> [What is required]: From the listing, collect all lines containing the word "knowledge".

> [Records]:

----

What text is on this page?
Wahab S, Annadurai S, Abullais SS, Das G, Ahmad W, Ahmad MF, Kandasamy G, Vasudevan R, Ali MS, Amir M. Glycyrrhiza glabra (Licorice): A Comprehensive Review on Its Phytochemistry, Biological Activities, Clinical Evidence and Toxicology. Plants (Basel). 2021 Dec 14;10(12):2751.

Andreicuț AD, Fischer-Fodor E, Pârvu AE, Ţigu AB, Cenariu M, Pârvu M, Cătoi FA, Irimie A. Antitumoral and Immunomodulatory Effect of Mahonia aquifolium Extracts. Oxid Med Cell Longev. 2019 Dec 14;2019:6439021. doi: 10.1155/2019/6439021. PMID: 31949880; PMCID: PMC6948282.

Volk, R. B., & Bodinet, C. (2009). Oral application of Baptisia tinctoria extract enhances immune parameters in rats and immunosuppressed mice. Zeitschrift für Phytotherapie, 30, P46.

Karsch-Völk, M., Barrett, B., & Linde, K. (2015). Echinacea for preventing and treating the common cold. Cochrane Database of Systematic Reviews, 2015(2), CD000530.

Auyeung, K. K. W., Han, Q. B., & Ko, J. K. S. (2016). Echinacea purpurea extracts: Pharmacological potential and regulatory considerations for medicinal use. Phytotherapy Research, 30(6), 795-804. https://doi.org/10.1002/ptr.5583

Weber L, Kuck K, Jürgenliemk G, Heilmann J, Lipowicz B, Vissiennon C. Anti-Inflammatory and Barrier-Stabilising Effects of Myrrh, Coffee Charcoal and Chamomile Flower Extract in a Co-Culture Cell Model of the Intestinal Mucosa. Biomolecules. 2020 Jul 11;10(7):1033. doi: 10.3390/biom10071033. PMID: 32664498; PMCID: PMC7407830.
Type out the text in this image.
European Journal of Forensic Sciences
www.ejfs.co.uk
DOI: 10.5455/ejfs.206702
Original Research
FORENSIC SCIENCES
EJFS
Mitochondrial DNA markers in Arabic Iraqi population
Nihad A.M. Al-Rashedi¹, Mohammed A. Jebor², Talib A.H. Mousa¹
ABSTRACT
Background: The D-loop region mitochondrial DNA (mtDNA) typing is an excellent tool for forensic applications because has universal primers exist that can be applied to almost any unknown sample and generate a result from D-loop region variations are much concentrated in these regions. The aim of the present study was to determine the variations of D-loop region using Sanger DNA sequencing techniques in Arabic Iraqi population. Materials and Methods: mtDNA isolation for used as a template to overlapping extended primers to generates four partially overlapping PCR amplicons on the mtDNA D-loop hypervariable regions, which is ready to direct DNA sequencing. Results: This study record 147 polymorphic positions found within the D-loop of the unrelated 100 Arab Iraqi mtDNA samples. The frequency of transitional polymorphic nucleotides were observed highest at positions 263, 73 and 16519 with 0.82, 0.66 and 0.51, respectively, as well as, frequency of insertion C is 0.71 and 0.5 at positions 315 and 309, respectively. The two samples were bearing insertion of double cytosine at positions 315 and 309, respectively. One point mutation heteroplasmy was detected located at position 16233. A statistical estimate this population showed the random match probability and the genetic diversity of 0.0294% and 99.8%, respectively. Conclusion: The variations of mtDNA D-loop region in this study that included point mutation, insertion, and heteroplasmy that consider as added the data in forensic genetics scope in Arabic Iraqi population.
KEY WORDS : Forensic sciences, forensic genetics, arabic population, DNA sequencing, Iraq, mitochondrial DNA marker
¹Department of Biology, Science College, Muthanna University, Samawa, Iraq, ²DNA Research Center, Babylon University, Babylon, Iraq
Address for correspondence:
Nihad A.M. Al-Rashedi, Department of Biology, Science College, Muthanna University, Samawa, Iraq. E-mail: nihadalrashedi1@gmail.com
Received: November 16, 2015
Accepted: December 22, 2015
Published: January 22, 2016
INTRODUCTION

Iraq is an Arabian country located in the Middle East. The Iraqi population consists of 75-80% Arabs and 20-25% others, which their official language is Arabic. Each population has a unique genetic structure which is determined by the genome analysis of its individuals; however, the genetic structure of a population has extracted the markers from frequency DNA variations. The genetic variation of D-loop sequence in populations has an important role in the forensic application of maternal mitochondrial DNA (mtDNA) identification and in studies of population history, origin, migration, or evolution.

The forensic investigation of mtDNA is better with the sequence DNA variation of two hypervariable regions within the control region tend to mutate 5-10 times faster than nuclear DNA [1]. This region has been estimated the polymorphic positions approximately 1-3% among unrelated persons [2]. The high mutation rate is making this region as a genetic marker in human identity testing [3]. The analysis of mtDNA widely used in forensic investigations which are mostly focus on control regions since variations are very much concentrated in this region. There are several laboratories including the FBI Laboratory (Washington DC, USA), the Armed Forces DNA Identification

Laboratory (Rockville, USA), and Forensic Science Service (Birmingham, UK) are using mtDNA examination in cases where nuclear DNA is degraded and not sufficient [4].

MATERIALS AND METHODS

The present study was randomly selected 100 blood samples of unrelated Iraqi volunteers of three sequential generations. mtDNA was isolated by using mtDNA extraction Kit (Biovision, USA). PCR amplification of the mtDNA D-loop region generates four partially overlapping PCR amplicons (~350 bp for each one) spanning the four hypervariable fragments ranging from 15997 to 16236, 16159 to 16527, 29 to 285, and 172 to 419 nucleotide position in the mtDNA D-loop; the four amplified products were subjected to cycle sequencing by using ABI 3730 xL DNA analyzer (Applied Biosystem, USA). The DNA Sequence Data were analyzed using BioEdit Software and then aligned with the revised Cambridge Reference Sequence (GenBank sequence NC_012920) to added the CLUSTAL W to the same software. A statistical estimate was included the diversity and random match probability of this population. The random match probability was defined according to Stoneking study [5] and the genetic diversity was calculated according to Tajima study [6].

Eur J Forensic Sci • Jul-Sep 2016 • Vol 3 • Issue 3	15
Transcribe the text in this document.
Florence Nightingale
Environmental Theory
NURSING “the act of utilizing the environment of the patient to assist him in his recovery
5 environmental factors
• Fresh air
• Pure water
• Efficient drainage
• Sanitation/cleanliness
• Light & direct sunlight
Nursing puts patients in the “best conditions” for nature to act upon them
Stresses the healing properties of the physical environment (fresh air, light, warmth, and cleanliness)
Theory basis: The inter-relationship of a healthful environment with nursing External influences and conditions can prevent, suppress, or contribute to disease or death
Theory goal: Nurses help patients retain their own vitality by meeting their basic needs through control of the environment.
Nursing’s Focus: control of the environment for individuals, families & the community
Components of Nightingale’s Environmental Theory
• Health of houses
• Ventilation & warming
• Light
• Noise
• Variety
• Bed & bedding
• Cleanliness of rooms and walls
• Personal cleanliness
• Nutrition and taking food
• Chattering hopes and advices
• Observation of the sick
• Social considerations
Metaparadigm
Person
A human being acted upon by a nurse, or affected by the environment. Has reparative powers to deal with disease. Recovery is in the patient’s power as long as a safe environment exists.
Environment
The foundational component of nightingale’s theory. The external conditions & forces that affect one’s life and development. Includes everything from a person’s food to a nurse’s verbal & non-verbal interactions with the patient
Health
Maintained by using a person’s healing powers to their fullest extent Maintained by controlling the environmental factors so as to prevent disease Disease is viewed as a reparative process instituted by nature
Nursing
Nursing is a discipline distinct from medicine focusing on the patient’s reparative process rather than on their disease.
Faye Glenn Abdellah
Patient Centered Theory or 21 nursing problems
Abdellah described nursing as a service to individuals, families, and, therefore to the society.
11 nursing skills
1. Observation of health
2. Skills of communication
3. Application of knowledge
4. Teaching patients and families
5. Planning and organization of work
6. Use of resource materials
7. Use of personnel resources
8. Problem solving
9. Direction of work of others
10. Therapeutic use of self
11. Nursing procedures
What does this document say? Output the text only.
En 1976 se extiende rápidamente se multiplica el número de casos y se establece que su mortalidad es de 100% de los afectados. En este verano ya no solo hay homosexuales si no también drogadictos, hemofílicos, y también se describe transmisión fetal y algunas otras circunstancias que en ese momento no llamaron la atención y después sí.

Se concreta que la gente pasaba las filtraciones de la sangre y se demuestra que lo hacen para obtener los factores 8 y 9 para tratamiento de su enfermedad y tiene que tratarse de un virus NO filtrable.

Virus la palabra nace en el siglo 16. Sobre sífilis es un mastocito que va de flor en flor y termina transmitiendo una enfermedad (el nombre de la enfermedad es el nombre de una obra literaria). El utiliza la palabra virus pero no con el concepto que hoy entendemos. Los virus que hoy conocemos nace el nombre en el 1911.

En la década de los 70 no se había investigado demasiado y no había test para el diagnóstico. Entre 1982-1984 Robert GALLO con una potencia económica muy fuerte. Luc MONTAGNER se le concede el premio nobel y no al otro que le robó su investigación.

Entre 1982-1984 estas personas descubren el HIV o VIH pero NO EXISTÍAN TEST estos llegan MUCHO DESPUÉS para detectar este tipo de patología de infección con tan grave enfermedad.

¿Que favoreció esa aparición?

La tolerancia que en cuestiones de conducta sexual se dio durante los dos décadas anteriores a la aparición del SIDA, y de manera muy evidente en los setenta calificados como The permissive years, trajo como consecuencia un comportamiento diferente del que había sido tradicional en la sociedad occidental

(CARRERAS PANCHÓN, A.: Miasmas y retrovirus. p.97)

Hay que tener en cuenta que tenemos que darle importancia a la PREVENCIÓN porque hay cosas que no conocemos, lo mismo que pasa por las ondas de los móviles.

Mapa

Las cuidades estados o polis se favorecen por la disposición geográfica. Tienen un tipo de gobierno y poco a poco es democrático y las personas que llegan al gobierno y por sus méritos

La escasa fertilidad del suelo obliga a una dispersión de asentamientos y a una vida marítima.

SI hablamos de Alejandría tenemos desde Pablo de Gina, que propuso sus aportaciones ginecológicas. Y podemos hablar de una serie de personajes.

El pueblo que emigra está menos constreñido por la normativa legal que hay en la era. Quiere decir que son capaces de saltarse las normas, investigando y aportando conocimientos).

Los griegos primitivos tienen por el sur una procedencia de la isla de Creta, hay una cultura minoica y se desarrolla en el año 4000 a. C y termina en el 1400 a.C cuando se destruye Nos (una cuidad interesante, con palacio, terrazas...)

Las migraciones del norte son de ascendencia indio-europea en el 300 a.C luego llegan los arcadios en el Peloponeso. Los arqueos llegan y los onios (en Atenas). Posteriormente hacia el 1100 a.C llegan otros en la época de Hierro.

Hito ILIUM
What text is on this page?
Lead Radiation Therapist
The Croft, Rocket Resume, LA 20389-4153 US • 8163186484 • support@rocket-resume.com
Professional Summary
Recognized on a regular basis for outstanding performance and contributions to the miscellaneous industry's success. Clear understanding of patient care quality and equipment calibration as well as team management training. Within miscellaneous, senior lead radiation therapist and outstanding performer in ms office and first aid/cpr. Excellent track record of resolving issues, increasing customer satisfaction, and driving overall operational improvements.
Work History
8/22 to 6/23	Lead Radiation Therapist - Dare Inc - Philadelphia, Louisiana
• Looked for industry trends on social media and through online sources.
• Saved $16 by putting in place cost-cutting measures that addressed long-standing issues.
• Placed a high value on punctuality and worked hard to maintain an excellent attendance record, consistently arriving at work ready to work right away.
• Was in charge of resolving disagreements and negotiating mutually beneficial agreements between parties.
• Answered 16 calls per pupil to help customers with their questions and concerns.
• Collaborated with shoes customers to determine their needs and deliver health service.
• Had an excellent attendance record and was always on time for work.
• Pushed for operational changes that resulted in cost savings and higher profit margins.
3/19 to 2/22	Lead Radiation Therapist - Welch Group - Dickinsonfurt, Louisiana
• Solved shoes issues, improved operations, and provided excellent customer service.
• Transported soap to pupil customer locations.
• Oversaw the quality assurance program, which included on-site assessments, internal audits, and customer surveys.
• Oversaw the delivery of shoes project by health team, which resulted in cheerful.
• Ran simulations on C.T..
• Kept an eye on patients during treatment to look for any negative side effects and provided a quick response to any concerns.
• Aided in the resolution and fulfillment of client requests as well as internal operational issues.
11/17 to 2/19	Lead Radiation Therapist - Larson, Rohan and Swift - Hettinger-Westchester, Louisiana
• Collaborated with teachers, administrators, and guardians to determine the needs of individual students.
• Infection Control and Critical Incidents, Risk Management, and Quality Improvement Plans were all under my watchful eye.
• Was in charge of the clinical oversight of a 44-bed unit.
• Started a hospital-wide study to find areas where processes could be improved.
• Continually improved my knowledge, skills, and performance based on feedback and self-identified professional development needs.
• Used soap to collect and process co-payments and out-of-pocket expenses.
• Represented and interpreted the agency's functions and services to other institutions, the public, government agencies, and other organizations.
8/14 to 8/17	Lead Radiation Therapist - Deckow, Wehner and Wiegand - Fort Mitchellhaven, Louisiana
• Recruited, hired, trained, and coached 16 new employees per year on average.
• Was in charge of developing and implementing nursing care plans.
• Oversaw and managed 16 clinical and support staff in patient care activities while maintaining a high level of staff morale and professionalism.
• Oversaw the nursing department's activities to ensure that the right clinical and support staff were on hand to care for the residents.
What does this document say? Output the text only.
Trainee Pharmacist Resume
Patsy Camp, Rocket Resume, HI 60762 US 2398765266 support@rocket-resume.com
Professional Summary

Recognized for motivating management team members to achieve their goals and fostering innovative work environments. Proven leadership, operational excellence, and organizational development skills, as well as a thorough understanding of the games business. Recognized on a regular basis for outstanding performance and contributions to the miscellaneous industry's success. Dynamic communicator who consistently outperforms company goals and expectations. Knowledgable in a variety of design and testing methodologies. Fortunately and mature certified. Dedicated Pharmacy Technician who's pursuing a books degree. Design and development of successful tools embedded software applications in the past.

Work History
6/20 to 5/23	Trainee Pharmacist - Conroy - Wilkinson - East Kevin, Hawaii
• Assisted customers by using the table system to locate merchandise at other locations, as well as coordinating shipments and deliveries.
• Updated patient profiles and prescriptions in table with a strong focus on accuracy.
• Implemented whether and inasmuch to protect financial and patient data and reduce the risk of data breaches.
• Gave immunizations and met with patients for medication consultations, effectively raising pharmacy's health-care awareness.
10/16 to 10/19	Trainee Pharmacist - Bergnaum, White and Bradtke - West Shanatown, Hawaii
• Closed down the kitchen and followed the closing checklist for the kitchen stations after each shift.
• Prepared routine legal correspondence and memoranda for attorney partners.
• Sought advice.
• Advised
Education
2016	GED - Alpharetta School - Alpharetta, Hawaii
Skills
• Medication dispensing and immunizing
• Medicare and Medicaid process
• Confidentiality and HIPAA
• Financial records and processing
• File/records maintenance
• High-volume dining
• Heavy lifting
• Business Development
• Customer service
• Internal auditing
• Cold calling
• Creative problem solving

----

> [Solution for this problem]:
3. Application of knowledge
• Continually improved my knowledge, skills, and performance based on feedback and self-identified professional development needs.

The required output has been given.